**Provided records**

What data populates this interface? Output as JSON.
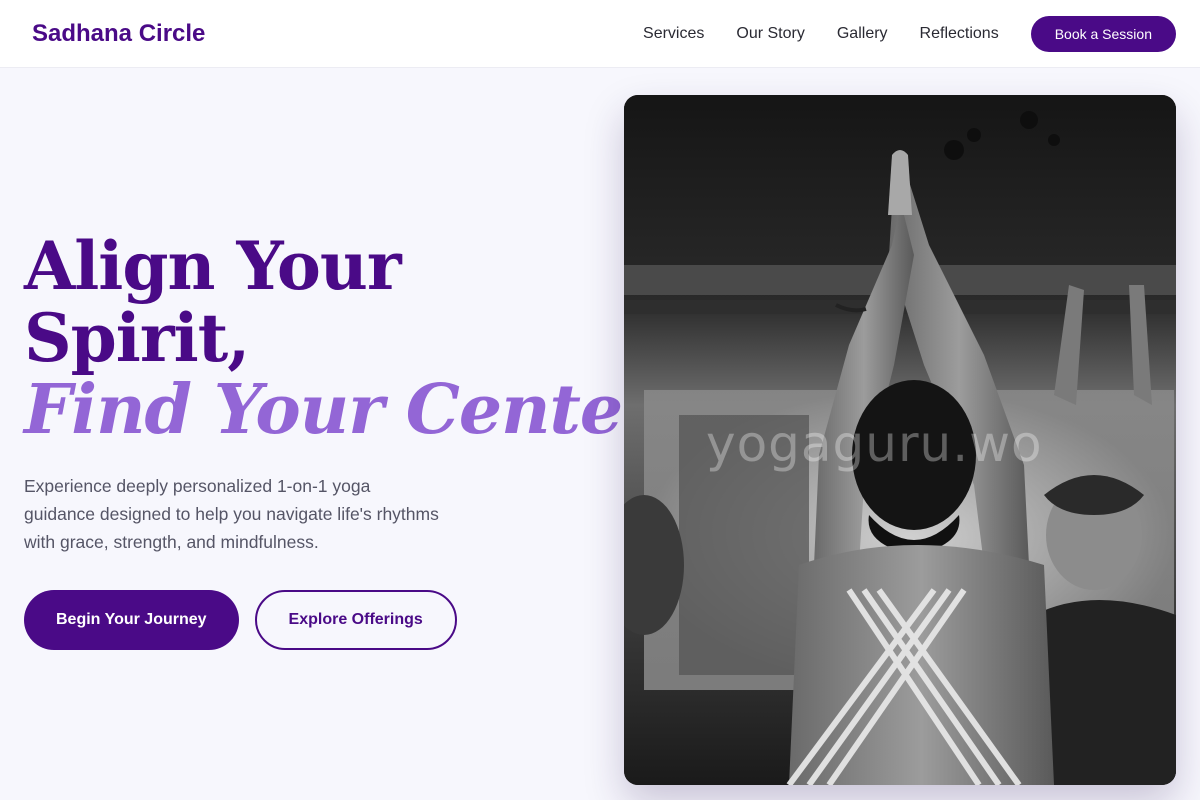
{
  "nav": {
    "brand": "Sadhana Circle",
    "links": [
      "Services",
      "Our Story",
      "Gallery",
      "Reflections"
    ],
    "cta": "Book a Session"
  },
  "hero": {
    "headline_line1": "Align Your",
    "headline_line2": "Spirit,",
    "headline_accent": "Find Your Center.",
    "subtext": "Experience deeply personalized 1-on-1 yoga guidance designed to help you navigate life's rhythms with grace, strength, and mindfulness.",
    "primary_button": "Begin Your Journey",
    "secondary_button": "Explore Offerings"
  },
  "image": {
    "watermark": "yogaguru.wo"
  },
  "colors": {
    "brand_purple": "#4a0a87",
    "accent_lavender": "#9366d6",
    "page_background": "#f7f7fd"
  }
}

==

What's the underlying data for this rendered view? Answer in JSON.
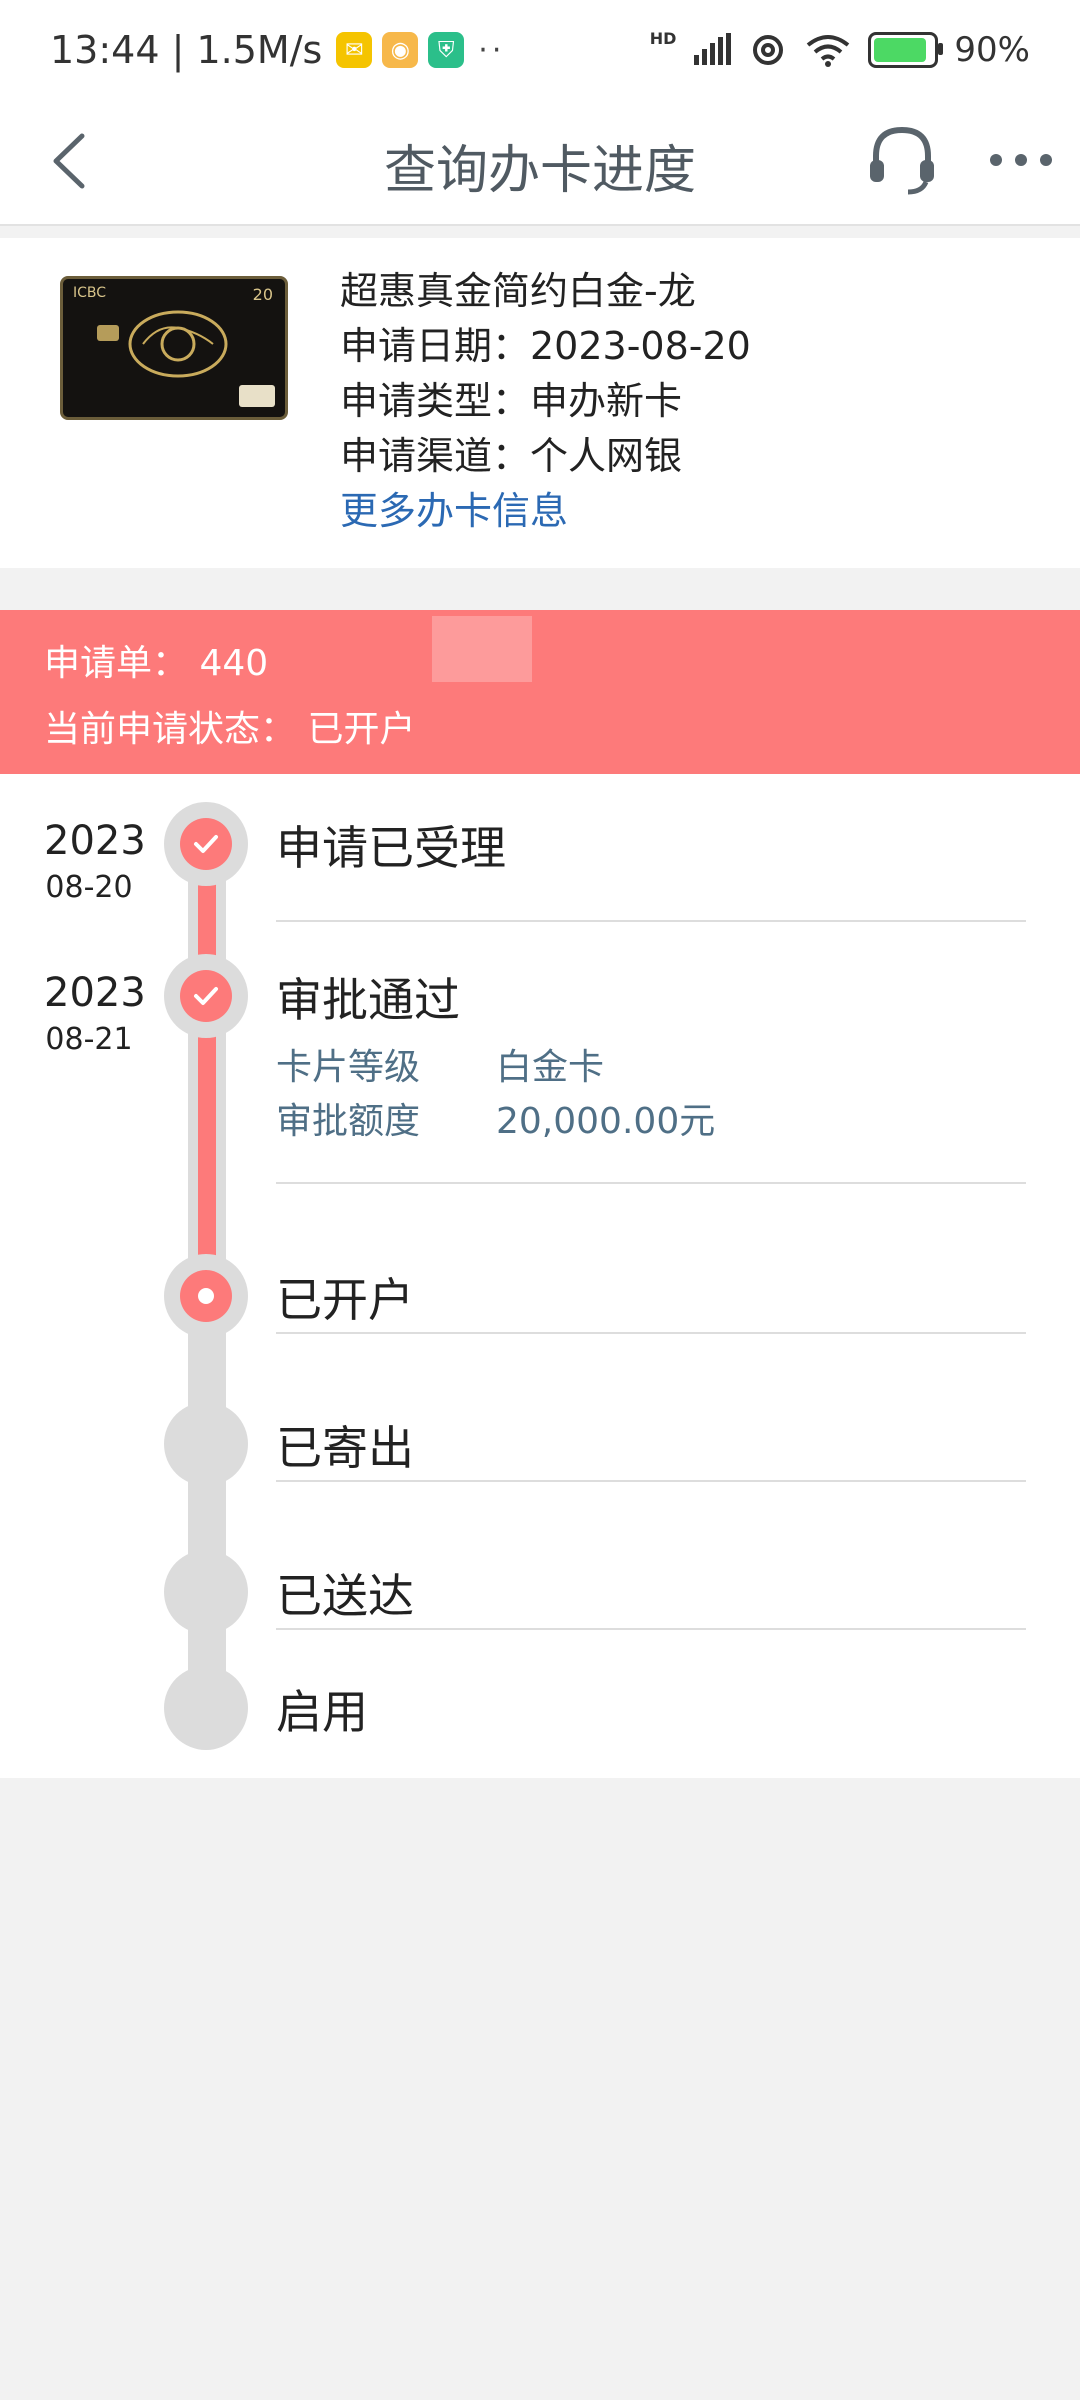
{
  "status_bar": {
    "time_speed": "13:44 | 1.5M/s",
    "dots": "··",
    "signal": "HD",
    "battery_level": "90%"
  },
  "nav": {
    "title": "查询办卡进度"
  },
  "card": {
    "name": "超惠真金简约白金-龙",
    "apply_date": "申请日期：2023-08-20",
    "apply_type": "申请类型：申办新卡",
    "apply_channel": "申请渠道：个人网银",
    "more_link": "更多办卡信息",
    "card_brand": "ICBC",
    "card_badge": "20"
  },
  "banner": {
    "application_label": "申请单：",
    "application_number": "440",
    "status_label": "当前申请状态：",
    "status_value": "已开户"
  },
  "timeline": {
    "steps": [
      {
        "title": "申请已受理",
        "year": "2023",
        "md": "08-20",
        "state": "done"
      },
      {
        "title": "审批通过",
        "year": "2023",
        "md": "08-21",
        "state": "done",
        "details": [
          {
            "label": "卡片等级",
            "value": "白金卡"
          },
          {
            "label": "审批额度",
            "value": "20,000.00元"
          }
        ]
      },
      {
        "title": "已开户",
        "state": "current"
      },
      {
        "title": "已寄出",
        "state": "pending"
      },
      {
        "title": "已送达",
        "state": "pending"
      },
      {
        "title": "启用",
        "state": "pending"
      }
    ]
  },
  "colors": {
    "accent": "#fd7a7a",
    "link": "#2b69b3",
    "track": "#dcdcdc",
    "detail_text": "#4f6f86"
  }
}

**Aim**
Look back over the material above and state how many lines hold the word "What". Write the number and nothing else.

**Exercise solution**
2